Exercise>
The lines that make up this material should each be returned exactly.

Data>
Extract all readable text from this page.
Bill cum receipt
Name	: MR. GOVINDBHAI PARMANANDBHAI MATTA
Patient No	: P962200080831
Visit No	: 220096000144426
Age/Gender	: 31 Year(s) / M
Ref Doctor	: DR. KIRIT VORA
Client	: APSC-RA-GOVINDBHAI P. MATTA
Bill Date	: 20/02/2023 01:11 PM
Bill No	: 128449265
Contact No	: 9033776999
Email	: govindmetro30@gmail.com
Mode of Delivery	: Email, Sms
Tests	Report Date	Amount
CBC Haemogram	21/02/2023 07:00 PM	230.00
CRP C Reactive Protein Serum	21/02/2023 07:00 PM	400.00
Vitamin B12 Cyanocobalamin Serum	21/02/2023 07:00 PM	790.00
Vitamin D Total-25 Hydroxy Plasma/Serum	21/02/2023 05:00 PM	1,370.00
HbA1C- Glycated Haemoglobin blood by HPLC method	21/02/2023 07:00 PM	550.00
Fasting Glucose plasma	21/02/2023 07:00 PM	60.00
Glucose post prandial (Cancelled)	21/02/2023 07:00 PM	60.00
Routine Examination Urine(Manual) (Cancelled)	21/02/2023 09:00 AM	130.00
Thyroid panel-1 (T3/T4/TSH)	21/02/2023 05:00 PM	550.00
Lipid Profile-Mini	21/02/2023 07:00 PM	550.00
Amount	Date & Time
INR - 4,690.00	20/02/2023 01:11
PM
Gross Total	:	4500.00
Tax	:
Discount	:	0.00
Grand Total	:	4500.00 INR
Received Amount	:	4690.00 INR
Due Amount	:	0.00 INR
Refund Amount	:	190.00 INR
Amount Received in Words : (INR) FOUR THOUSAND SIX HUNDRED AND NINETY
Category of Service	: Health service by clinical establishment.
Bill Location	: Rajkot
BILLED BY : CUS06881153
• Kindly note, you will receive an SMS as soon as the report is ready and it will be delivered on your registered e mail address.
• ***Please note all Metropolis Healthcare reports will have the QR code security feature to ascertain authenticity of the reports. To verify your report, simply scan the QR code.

Task result>
Extract all readable text from this page.
Bill cum receipt
Name	: MR. GOVINDBHAI PARMANANDBHAI MATTA
Patient No	: P962200080831
Visit No	: 220096000144426
Age/Gender	: 31 Year(s) / M
Ref Doctor	: DR. KIRIT VORA
Client	: APSC-RA-GOVINDBHAI P. MATTA
Bill Date	: 20/02/2023 01:11 PM
Bill No	: 128449265
Contact No	: 9033776999
Email	: govindmetro30@gmail.com
Mode of Delivery	: Email, Sms
Tests	Report Date	Amount
CBC Haemogram	21/02/2023 07:00 PM	230.00
CRP C Reactive Protein Serum	21/02/2023 07:00 PM	400.00
Vitamin B12 Cyanocobalamin Serum	21/02/2023 07:00 PM	790.00
Vitamin D Total-25 Hydroxy Plasma/Serum	21/02/2023 05:00 PM	1,370.00
HbA1C- Glycated Haemoglobin blood by HPLC method	21/02/2023 07:00 PM	550.00
Fasting Glucose plasma	21/02/2023 07:00 PM	60.00
Glucose post prandial (Cancelled)	21/02/2023 07:00 PM	60.00
Routine Examination Urine(Manual) (Cancelled)	21/02/2023 09:00 AM	130.00
Thyroid panel-1 (T3/T4/TSH)	21/02/2023 05:00 PM	550.00
Lipid Profile-Mini	21/02/2023 07:00 PM	550.00
Amount	Date & Time
INR - 4,690.00	20/02/2023 01:11
PM
Gross Total	:	4500.00
Tax	:
Discount	:	0.00
Grand Total	:	4500.00 INR
Received Amount	:	4690.00 INR
Due Amount	:	0.00 INR
Refund Amount	:	190.00 INR
Amount Received in Words : (INR) FOUR THOUSAND SIX HUNDRED AND NINETY
Category of Service	: Health service by clinical establishment.
Bill Location	: Rajkot
BILLED BY : CUS06881153
• Kindly note, you will receive an SMS as soon as the report is ready and it will be delivered on your registered e mail address.
• ***Please note all Metropolis Healthcare reports will have the QR code security feature to ascertain authenticity of the reports. To verify your report, simply scan the QR code.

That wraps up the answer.